WHAT IS REQUIRED = Scan the lines below for the word "right". Copy each line you find it in.

DATASET ROWS =

——————

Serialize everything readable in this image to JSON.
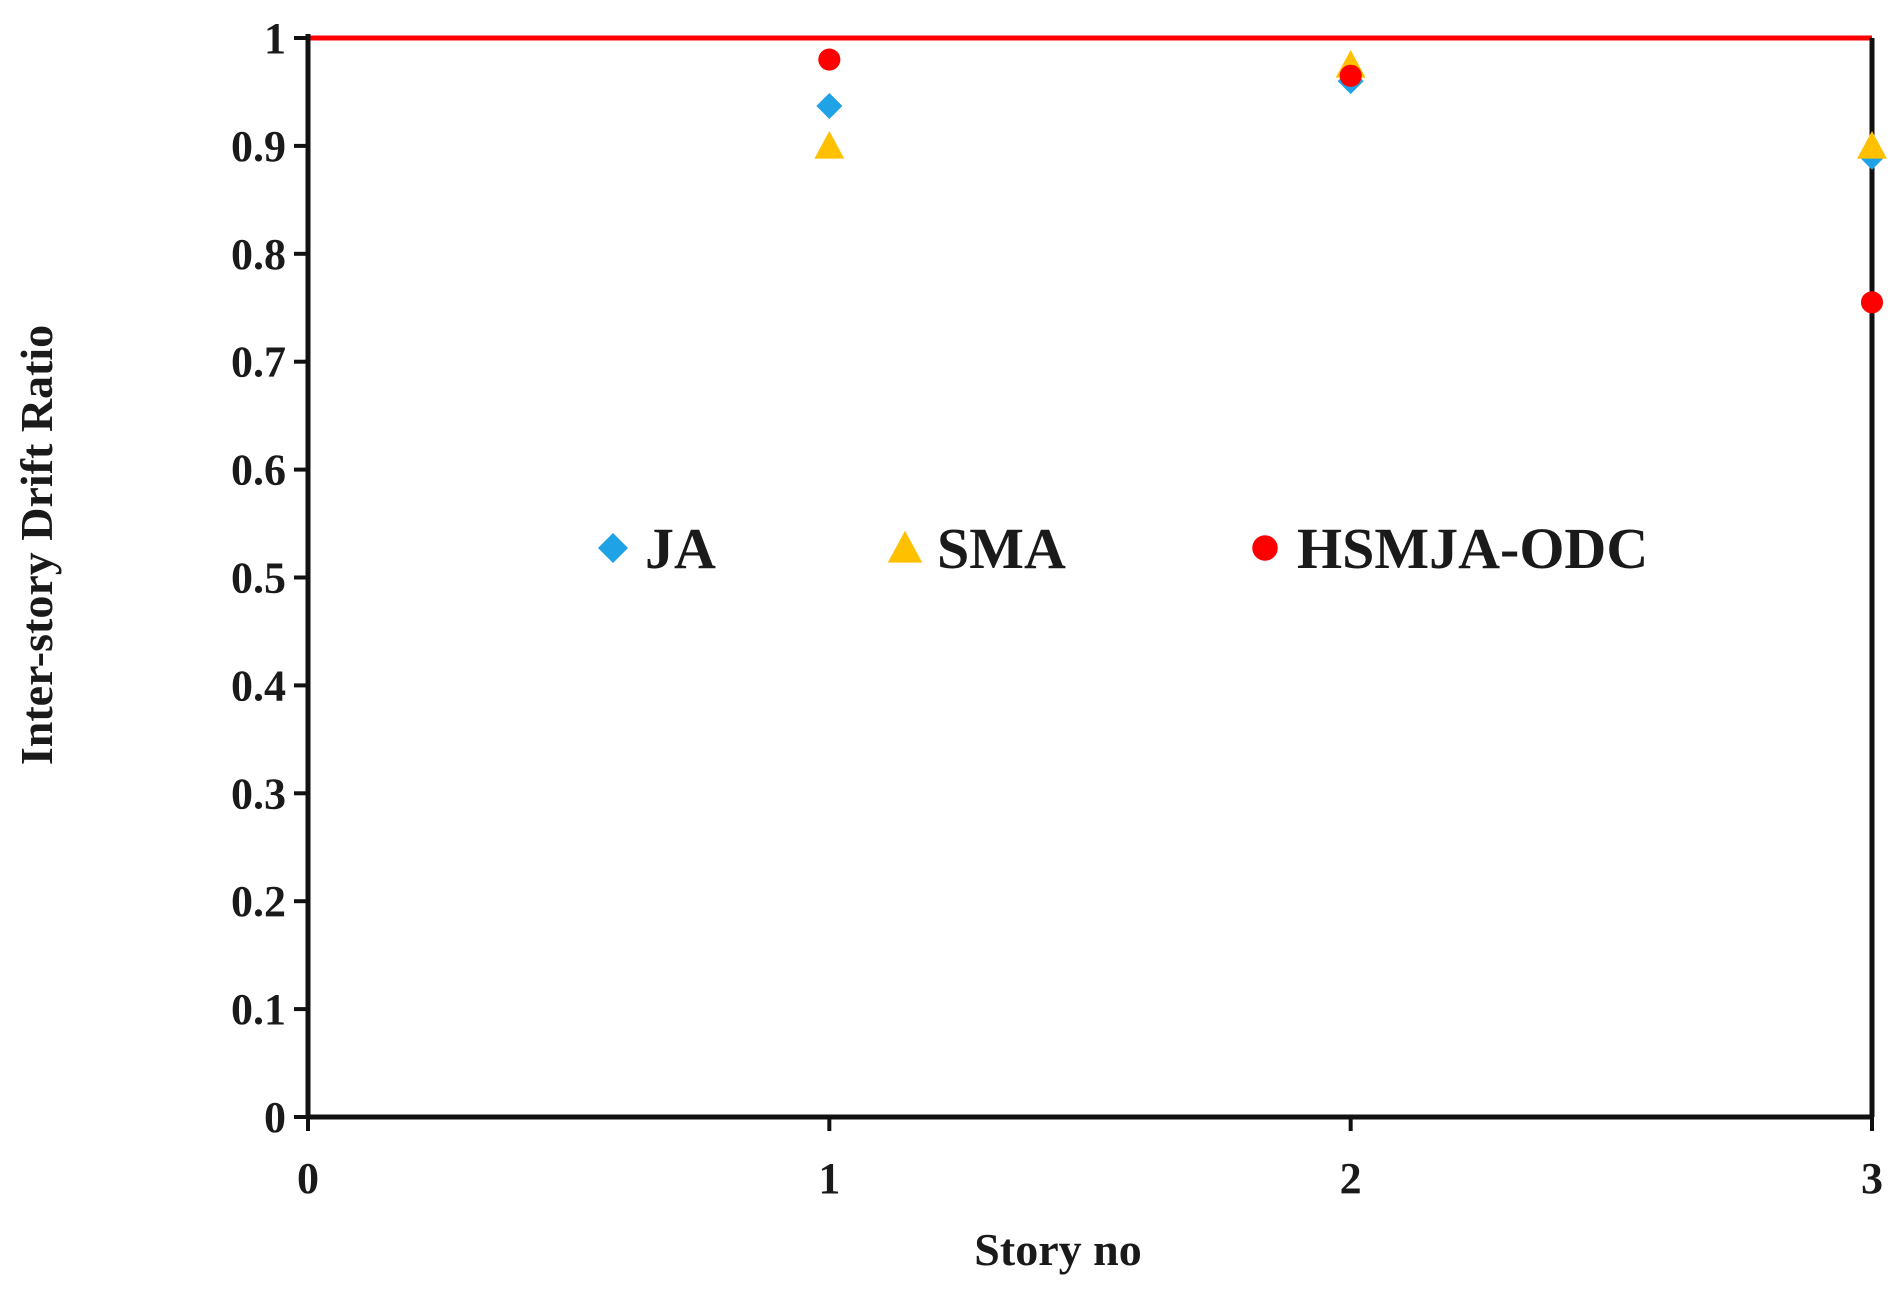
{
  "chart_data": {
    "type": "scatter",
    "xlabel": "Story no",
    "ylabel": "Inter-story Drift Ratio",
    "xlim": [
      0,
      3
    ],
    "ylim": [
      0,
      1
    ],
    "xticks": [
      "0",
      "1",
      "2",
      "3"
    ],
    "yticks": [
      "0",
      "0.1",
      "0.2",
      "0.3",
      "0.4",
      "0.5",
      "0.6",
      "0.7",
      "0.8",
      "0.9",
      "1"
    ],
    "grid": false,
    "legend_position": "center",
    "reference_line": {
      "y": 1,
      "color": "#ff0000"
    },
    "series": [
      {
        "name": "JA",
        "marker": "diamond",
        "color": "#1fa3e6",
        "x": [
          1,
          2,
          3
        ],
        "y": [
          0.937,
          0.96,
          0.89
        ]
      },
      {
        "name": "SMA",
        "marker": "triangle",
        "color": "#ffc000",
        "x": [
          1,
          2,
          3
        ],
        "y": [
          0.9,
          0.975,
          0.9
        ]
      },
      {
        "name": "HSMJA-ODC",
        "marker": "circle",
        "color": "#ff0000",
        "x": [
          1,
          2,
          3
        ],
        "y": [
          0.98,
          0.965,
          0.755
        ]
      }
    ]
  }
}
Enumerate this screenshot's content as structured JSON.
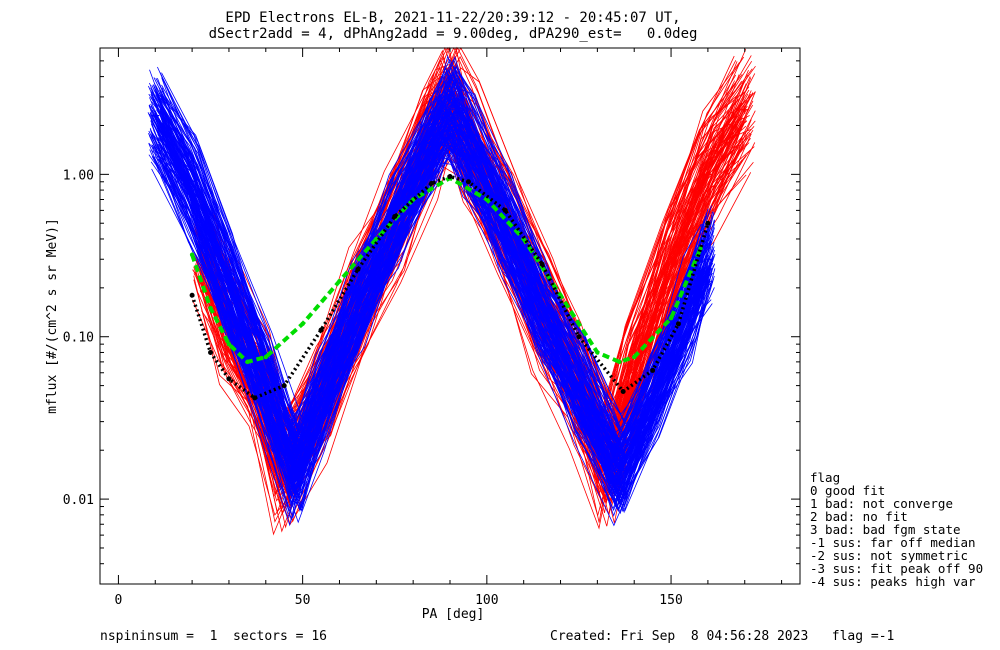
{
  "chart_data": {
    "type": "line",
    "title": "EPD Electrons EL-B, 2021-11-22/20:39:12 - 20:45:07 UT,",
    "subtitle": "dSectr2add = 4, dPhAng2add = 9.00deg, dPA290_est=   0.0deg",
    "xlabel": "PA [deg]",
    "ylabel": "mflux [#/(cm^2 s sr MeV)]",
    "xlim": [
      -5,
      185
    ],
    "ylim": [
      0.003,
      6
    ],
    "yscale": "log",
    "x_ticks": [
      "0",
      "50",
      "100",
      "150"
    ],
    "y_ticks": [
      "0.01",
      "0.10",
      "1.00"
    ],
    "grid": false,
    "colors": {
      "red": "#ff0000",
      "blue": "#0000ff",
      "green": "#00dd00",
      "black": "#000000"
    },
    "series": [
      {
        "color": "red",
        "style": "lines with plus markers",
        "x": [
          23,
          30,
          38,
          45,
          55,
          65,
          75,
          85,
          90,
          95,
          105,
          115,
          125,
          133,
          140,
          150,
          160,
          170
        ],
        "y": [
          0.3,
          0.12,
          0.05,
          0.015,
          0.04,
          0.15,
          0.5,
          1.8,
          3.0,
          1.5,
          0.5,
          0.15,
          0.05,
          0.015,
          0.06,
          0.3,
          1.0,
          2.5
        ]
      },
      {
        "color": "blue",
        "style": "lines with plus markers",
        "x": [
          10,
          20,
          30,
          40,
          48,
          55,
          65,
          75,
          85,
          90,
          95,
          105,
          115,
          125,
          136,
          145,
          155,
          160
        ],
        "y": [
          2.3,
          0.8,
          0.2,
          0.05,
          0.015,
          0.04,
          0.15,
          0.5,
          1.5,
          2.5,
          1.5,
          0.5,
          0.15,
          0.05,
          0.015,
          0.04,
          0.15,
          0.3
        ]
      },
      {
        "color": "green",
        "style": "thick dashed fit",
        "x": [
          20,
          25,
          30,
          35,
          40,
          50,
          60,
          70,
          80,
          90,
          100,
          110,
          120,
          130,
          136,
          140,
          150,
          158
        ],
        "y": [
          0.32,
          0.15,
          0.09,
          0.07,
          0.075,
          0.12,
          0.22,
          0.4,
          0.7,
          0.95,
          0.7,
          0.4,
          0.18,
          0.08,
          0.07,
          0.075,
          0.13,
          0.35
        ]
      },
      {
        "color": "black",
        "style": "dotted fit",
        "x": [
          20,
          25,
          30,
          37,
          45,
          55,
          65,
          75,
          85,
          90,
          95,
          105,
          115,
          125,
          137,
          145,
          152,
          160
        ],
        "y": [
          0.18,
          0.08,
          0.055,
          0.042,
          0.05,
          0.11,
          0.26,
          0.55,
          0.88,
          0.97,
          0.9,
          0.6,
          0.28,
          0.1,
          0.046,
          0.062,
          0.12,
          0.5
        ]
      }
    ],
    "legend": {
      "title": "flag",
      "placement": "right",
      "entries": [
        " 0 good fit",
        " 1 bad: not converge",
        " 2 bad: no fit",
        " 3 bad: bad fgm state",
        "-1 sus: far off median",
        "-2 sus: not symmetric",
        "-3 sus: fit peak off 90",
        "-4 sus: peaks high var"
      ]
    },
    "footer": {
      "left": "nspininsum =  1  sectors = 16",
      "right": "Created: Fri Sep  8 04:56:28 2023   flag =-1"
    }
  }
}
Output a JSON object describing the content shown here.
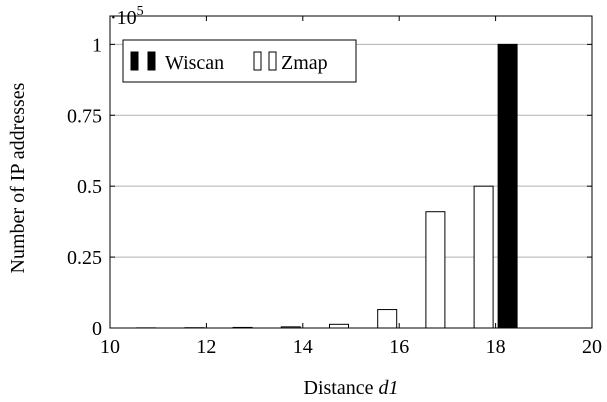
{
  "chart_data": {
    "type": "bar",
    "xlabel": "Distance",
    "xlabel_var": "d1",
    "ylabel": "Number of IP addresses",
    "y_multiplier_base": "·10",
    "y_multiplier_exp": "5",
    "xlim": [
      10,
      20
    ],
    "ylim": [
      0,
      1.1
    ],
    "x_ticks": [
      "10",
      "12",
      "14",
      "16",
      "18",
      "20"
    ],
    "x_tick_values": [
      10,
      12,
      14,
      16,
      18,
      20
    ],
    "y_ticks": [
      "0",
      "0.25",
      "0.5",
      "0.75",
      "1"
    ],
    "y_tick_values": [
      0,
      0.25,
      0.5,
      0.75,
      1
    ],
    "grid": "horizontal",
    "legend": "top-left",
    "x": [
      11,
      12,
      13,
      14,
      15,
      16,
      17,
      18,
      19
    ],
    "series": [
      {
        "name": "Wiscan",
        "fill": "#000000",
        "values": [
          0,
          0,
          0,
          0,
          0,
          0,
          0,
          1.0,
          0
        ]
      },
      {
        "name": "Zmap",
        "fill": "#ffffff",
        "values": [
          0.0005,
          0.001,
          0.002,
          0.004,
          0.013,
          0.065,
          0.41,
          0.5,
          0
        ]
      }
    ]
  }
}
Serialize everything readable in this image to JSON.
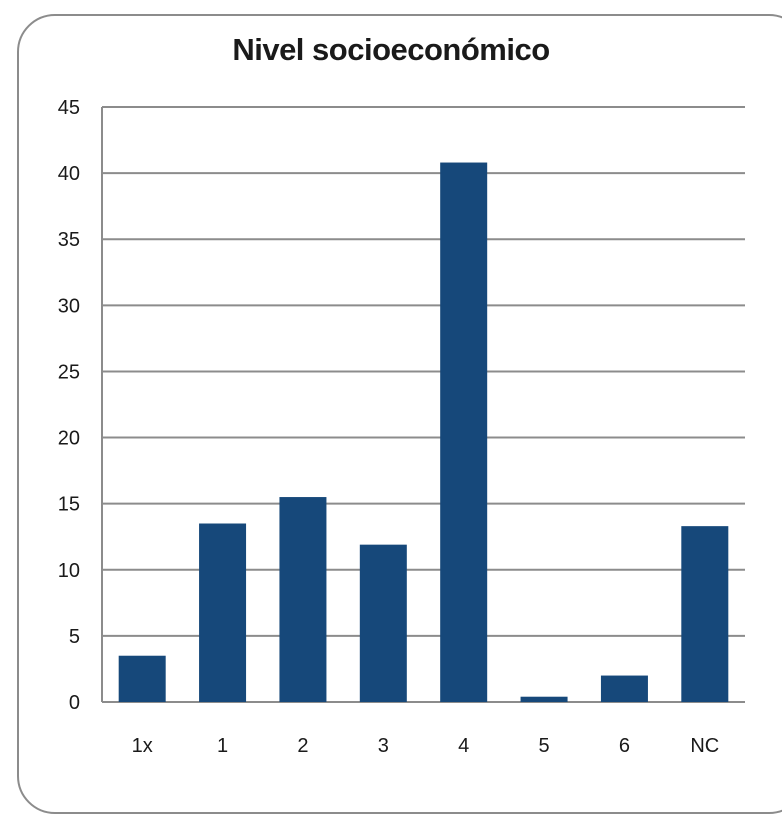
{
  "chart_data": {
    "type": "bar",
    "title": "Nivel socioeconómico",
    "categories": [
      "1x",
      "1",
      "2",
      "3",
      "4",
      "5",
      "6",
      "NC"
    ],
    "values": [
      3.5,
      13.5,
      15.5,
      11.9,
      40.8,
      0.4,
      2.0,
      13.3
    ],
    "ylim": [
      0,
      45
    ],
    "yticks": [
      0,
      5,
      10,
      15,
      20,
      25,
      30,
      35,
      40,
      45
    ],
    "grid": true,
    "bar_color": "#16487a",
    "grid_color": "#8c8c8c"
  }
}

——————

RESULT OF THE EXERCISE =
      "placement": "right",
      "right": "Created: Fri Sep  8 04:56:28 2023   flag =-1"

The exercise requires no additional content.